- **Brief**:
Copy out every line in the entries below that includes "name".
— begin Dataset excerpts —
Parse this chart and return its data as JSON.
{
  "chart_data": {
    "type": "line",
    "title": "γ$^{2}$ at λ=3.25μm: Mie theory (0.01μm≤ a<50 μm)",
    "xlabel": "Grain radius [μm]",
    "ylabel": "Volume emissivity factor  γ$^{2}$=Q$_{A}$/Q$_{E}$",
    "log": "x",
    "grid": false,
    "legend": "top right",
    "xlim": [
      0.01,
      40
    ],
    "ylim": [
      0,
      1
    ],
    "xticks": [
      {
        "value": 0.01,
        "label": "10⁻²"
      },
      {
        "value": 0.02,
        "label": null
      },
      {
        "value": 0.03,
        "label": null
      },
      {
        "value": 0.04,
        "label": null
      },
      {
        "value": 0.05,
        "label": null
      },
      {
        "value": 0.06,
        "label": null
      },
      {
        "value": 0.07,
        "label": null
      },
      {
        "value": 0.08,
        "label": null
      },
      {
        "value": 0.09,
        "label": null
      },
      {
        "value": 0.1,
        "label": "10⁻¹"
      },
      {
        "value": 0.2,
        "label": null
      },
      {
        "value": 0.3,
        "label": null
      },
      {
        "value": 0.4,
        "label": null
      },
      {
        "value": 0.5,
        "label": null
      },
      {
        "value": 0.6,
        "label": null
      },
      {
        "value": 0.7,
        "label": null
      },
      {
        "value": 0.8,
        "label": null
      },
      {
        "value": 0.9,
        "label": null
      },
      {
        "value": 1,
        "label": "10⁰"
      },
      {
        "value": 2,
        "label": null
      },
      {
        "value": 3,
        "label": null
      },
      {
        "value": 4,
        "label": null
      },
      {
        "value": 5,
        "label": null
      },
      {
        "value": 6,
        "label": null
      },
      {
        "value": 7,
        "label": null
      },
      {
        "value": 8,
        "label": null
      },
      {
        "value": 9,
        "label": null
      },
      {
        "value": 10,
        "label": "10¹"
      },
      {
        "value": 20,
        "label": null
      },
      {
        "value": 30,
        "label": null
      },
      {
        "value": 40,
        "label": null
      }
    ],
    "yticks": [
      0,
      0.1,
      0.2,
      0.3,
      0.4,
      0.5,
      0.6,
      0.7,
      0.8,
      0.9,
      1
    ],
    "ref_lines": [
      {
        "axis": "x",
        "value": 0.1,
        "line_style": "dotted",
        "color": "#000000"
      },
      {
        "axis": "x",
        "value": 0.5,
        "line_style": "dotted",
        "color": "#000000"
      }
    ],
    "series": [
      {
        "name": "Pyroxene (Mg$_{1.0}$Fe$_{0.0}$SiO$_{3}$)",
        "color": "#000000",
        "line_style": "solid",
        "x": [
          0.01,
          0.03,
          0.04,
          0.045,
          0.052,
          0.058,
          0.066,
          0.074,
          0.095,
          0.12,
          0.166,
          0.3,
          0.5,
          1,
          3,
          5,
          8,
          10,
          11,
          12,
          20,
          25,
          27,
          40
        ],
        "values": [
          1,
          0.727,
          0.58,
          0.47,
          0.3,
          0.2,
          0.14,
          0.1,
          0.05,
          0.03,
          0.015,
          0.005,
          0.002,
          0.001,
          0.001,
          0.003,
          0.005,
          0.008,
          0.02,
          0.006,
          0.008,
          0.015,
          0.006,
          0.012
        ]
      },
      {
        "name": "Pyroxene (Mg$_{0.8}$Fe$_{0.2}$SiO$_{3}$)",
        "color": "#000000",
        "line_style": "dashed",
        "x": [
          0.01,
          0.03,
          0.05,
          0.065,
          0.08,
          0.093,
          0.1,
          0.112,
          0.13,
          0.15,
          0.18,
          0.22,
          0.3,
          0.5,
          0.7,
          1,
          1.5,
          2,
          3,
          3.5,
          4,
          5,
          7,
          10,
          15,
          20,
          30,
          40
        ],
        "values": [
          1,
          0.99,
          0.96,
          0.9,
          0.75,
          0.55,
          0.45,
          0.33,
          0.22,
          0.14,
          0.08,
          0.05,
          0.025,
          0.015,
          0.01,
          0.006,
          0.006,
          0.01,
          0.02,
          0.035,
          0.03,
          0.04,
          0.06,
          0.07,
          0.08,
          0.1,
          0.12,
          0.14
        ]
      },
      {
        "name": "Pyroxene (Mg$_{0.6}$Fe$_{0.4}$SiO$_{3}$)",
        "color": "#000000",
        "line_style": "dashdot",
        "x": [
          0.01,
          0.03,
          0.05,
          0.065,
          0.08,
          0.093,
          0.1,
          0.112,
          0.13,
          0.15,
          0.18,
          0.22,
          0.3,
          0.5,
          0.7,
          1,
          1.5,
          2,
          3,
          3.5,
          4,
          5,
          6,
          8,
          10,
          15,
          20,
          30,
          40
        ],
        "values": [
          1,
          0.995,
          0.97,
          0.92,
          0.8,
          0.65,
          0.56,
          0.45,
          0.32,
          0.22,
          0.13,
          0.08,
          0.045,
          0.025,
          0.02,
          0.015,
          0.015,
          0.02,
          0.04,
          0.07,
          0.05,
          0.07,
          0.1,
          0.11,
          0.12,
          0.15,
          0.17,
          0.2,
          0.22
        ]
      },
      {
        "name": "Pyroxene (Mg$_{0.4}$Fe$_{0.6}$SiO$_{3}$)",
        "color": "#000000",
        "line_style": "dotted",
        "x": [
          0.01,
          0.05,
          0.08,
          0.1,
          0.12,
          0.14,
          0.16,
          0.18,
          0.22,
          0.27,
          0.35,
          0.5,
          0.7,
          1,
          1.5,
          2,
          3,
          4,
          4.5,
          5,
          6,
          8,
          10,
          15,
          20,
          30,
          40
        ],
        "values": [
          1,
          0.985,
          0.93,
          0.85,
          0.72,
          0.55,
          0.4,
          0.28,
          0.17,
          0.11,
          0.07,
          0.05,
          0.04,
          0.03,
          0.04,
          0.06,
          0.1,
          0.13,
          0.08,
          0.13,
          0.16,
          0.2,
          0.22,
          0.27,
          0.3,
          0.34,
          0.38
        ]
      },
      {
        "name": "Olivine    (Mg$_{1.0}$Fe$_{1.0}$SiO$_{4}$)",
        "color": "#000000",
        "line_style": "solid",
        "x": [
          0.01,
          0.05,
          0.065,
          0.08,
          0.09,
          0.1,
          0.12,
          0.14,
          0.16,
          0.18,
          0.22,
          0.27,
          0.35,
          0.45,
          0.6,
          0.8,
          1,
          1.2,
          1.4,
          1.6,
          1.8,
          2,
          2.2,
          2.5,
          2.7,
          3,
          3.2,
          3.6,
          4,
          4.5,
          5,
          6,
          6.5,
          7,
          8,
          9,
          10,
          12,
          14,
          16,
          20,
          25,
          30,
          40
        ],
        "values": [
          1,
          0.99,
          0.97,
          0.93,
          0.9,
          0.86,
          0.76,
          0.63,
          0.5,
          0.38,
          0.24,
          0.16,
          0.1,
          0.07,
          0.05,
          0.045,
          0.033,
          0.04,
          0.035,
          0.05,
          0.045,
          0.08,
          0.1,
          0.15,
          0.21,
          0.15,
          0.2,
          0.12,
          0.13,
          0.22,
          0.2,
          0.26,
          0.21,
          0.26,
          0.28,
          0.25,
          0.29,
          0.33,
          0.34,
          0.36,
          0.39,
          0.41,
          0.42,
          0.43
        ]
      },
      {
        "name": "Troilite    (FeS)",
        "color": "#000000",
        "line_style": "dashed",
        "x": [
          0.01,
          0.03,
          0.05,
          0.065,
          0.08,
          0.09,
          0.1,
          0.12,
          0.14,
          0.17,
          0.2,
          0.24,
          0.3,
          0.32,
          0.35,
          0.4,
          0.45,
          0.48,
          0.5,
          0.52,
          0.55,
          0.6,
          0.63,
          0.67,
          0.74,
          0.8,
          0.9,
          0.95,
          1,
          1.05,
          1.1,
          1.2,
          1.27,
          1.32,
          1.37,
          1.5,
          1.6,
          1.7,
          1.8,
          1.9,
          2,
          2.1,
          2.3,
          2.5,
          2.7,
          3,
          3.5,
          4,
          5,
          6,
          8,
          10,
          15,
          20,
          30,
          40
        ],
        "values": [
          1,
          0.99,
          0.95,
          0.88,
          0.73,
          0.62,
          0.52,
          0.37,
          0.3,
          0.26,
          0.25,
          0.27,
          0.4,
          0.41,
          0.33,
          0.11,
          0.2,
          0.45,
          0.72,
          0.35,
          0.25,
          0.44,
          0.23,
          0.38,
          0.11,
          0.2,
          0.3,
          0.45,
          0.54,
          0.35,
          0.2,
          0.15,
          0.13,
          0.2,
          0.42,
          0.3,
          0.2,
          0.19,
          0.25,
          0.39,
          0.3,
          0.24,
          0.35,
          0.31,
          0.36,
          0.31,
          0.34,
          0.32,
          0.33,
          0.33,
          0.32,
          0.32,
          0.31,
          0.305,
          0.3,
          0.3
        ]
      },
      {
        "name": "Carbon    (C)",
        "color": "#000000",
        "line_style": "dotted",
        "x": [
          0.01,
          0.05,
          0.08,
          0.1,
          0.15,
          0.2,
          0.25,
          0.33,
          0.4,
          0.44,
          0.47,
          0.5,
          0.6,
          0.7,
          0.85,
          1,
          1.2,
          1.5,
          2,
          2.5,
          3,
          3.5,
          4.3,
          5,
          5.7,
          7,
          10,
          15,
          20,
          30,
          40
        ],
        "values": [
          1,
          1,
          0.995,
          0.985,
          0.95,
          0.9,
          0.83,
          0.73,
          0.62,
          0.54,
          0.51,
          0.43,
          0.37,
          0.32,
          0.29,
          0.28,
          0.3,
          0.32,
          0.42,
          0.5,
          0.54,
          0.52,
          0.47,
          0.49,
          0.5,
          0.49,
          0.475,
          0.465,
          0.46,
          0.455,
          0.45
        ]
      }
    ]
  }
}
— end Dataset excerpts —
- **Answer to the problem**:
        "name": "Pyroxene (Mg$_{1.0}$Fe$_{0.0}$SiO$_{3}$)",
        "name": "Pyroxene (Mg$_{0.8}$Fe$_{0.2}$SiO$_{3}$)",
        "name": "Pyroxene (Mg$_{0.6}$Fe$_{0.4}$SiO$_{3}$)",
        "name": "Pyroxene (Mg$_{0.4}$Fe$_{0.6}$SiO$_{3}$)",
        "name": "Olivine    (Mg$_{1.0}$Fe$_{1.0}$SiO$_{4}$)",
        "name": "Troilite    (FeS)",
        "name": "Carbon    (C)",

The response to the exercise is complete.